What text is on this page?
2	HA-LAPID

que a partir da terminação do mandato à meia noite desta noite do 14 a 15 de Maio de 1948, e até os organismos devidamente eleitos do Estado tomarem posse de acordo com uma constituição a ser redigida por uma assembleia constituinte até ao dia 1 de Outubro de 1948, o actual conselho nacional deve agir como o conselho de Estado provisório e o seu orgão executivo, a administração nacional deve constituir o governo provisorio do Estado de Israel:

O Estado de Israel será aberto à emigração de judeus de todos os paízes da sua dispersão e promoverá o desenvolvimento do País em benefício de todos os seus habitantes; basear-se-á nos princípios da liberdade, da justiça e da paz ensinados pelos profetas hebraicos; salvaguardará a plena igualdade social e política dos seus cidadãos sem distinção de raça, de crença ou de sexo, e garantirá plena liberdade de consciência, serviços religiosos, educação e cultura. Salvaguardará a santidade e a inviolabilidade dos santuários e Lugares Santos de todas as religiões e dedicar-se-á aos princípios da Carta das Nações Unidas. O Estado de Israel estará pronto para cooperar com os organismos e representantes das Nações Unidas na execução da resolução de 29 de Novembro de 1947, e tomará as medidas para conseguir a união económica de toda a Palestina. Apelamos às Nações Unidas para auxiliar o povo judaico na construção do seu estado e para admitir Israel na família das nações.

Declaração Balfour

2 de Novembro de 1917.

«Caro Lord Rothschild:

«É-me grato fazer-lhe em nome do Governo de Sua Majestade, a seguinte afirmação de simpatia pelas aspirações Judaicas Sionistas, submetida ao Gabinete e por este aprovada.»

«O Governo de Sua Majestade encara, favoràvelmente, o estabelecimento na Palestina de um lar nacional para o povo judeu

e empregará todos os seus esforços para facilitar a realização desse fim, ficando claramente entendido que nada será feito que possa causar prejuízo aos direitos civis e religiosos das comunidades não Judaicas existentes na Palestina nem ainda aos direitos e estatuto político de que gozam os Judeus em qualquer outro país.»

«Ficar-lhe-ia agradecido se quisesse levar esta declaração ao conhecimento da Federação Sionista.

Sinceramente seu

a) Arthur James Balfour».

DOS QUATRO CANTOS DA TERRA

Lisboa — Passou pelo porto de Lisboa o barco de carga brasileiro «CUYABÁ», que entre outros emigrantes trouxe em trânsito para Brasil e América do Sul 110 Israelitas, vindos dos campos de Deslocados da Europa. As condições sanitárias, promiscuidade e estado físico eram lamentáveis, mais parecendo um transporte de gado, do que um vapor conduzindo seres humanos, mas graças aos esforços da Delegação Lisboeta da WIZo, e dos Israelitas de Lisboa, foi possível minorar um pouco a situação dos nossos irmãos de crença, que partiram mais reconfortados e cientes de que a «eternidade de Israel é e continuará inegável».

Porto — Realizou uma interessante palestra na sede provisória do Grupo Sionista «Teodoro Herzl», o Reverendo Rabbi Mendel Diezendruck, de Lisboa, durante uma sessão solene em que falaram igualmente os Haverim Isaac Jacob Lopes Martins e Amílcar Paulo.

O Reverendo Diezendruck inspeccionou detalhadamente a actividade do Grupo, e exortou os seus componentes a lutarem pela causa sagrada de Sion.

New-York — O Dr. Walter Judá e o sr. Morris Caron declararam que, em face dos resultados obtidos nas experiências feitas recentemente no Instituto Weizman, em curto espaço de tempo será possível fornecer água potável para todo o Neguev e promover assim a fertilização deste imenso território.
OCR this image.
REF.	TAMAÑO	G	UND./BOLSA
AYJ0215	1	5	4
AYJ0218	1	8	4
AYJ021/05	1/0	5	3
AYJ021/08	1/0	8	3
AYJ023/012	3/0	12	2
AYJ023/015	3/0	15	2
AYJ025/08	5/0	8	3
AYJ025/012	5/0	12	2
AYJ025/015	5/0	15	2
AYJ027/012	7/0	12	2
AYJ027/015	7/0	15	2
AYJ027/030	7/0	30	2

### WRITTEN PROBLEM
Set down, word for word, only the lines running from the line with "OCR this image." to the last line of the listing above. Both of those lines belong in your answer.

### WORKED ANSWER
OCR this image.
REF.	TAMAÑO	G	UND./BOLSA
AYJ0215	1	5	4
AYJ0218	1	8	4
AYJ021/05	1/0	5	3
AYJ021/08	1/0	8	3
AYJ023/012	3/0	12	2
AYJ023/015	3/0	15	2
AYJ025/08	5/0	8	3
AYJ025/012	5/0	12	2
AYJ025/015	5/0	15	2
AYJ027/012	7/0	12	2
AYJ027/015	7/0	15	2
AYJ027/030	7/0	30	2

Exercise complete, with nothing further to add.